### Set task
Restate the full set of records exactly, word for word.

# start of Material for the task

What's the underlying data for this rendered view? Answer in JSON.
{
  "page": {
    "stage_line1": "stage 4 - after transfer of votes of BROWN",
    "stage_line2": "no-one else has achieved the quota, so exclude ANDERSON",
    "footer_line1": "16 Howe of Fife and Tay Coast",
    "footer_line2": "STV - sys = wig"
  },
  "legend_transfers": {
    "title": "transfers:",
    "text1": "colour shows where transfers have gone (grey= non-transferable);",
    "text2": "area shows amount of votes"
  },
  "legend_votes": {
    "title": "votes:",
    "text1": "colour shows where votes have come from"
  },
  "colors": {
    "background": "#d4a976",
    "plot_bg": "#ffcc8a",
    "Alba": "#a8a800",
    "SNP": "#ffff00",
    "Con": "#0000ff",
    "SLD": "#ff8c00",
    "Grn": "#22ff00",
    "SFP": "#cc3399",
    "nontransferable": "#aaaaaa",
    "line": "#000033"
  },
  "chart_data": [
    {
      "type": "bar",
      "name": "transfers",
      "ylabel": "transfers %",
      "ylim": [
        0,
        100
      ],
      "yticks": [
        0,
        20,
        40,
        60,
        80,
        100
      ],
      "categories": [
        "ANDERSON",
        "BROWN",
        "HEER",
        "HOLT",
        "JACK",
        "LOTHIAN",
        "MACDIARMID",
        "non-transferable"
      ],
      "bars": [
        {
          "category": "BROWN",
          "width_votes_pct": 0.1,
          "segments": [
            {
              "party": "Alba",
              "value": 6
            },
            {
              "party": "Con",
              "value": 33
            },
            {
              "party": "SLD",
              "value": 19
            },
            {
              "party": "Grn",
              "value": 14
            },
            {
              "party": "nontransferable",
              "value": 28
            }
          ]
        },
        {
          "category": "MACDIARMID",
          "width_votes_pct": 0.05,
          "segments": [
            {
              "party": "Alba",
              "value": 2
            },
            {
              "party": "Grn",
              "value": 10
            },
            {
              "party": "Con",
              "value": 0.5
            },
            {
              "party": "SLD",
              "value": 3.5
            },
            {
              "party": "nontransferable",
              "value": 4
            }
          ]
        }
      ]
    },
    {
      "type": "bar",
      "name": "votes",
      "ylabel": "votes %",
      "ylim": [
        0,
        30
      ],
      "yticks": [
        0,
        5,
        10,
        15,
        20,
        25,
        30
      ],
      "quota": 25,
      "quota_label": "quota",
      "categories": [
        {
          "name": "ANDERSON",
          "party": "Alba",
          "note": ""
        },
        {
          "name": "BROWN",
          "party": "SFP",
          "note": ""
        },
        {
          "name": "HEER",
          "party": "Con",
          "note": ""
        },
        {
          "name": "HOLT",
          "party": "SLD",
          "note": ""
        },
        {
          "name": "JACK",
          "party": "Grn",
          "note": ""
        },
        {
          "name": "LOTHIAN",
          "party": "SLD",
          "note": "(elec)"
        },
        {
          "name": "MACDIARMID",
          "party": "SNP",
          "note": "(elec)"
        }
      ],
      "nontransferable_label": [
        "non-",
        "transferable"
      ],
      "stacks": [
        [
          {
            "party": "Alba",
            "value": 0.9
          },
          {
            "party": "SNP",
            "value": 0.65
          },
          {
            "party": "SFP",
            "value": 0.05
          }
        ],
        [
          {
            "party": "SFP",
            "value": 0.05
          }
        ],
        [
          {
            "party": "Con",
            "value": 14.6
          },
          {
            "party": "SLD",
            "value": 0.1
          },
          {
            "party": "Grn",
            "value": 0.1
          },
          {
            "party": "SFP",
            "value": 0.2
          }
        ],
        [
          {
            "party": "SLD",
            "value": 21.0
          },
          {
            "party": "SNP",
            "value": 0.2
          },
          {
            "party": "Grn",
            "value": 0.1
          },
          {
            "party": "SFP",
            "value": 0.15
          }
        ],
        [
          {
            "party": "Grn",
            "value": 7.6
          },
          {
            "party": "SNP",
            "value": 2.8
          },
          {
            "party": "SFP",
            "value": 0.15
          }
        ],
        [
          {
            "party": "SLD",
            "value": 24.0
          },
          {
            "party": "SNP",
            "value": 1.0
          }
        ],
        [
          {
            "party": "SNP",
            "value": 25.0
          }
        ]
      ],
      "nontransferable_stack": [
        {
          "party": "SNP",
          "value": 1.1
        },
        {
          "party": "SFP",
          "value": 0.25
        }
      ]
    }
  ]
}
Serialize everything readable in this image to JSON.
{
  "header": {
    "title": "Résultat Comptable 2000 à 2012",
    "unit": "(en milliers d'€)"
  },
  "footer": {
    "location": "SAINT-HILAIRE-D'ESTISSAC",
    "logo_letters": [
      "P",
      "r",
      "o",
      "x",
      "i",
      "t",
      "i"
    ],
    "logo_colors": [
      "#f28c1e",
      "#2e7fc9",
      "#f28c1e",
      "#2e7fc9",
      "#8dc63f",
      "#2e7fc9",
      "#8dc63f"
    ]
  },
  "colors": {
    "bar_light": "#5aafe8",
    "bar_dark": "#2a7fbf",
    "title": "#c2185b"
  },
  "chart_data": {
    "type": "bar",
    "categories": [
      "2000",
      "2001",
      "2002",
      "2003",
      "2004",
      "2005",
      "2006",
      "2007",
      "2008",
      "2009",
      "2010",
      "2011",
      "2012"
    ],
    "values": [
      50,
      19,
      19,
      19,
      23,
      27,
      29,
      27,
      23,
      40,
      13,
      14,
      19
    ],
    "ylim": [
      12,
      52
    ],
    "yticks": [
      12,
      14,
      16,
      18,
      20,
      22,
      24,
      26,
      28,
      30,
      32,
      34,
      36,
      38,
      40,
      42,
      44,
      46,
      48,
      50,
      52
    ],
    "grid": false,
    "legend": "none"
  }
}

# end of Material for the task

### Response to this task
What's the underlying data for this rendered view? Answer in JSON.
{
  "page": {
    "stage_line1": "stage 4 - after transfer of votes of BROWN",
    "stage_line2": "no-one else has achieved the quota, so exclude ANDERSON",
    "footer_line1": "16 Howe of Fife and Tay Coast",
    "footer_line2": "STV - sys = wig"
  },
  "legend_transfers": {
    "title": "transfers:",
    "text1": "colour shows where transfers have gone (grey= non-transferable);",
    "text2": "area shows amount of votes"
  },
  "legend_votes": {
    "title": "votes:",
    "text1": "colour shows where votes have come from"
  },
  "colors": {
    "background": "#d4a976",
    "plot_bg": "#ffcc8a",
    "Alba": "#a8a800",
    "SNP": "#ffff00",
    "Con": "#0000ff",
    "SLD": "#ff8c00",
    "Grn": "#22ff00",
    "SFP": "#cc3399",
    "nontransferable": "#aaaaaa",
    "line": "#000033"
  },
  "chart_data": [
    {
      "type": "bar",
      "name": "transfers",
      "ylabel": "transfers %",
      "ylim": [
        0,
        100
      ],
      "yticks": [
        0,
        20,
        40,
        60,
        80,
        100
      ],
      "categories": [
        "ANDERSON",
        "BROWN",
        "HEER",
        "HOLT",
        "JACK",
        "LOTHIAN",
        "MACDIARMID",
        "non-transferable"
      ],
      "bars": [
        {
          "category": "BROWN",
          "width_votes_pct": 0.1,
          "segments": [
            {
              "party": "Alba",
              "value": 6
            },
            {
              "party": "Con",
              "value": 33
            },
            {
              "party": "SLD",
              "value": 19
            },
            {
              "party": "Grn",
              "value": 14
            },
            {
              "party": "nontransferable",
              "value": 28
            }
          ]
        },
        {
          "category": "MACDIARMID",
          "width_votes_pct": 0.05,
          "segments": [
            {
              "party": "Alba",
              "value": 2
            },
            {
              "party": "Grn",
              "value": 10
            },
            {
              "party": "Con",
              "value": 0.5
            },
            {
              "party": "SLD",
              "value": 3.5
            },
            {
              "party": "nontransferable",
              "value": 4
            }
          ]
        }
      ]
    },
    {
      "type": "bar",
      "name": "votes",
      "ylabel": "votes %",
      "ylim": [
        0,
        30
      ],
      "yticks": [
        0,
        5,
        10,
        15,
        20,
        25,
        30
      ],
      "quota": 25,
      "quota_label": "quota",
      "categories": [
        {
          "name": "ANDERSON",
          "party": "Alba",
          "note": ""
        },
        {
          "name": "BROWN",
          "party": "SFP",
          "note": ""
        },
        {
          "name": "HEER",
          "party": "Con",
          "note": ""
        },
        {
          "name": "HOLT",
          "party": "SLD",
          "note": ""
        },
        {
          "name": "JACK",
          "party": "Grn",
          "note": ""
        },
        {
          "name": "LOTHIAN",
          "party": "SLD",
          "note": "(elec)"
        },
        {
          "name": "MACDIARMID",
          "party": "SNP",
          "note": "(elec)"
        }
      ],
      "nontransferable_label": [
        "non-",
        "transferable"
      ],
      "stacks": [
        [
          {
            "party": "Alba",
            "value": 0.9
          },
          {
            "party": "SNP",
            "value": 0.65
          },
          {
            "party": "SFP",
            "value": 0.05
          }
        ],
        [
          {
            "party": "SFP",
            "value": 0.05
          }
        ],
        [
          {
            "party": "Con",
            "value": 14.6
          },
          {
            "party": "SLD",
            "value": 0.1
          },
          {
            "party": "Grn",
            "value": 0.1
          },
          {
            "party": "SFP",
            "value": 0.2
          }
        ],
        [
          {
            "party": "SLD",
            "value": 21.0
          },
          {
            "party": "SNP",
            "value": 0.2
          },
          {
            "party": "Grn",
            "value": 0.1
          },
          {
            "party": "SFP",
            "value": 0.15
          }
        ],
        [
          {
            "party": "Grn",
            "value": 7.6
          },
          {
            "party": "SNP",
            "value": 2.8
          },
          {
            "party": "SFP",
            "value": 0.15
          }
        ],
        [
          {
            "party": "SLD",
            "value": 24.0
          },
          {
            "party": "SNP",
            "value": 1.0
          }
        ],
        [
          {
            "party": "SNP",
            "value": 25.0
          }
        ]
      ],
      "nontransferable_stack": [
        {
          "party": "SNP",
          "value": 1.1
        },
        {
          "party": "SFP",
          "value": 0.25
        }
      ]
    }
  ]
}
Serialize everything readable in this image to JSON.
{
  "header": {
    "title": "Résultat Comptable 2000 à 2012",
    "unit": "(en milliers d'€)"
  },
  "footer": {
    "location": "SAINT-HILAIRE-D'ESTISSAC",
    "logo_letters": [
      "P",
      "r",
      "o",
      "x",
      "i",
      "t",
      "i"
    ],
    "logo_colors": [
      "#f28c1e",
      "#2e7fc9",
      "#f28c1e",
      "#2e7fc9",
      "#8dc63f",
      "#2e7fc9",
      "#8dc63f"
    ]
  },
  "colors": {
    "bar_light": "#5aafe8",
    "bar_dark": "#2a7fbf",
    "title": "#c2185b"
  },
  "chart_data": {
    "type": "bar",
    "categories": [
      "2000",
      "2001",
      "2002",
      "2003",
      "2004",
      "2005",
      "2006",
      "2007",
      "2008",
      "2009",
      "2010",
      "2011",
      "2012"
    ],
    "values": [
      50,
      19,
      19,
      19,
      23,
      27,
      29,
      27,
      23,
      40,
      13,
      14,
      19
    ],
    "ylim": [
      12,
      52
    ],
    "yticks": [
      12,
      14,
      16,
      18,
      20,
      22,
      24,
      26,
      28,
      30,
      32,
      34,
      36,
      38,
      40,
      42,
      44,
      46,
      48,
      50,
      52
    ],
    "grid": false,
    "legend": "none"
  }
}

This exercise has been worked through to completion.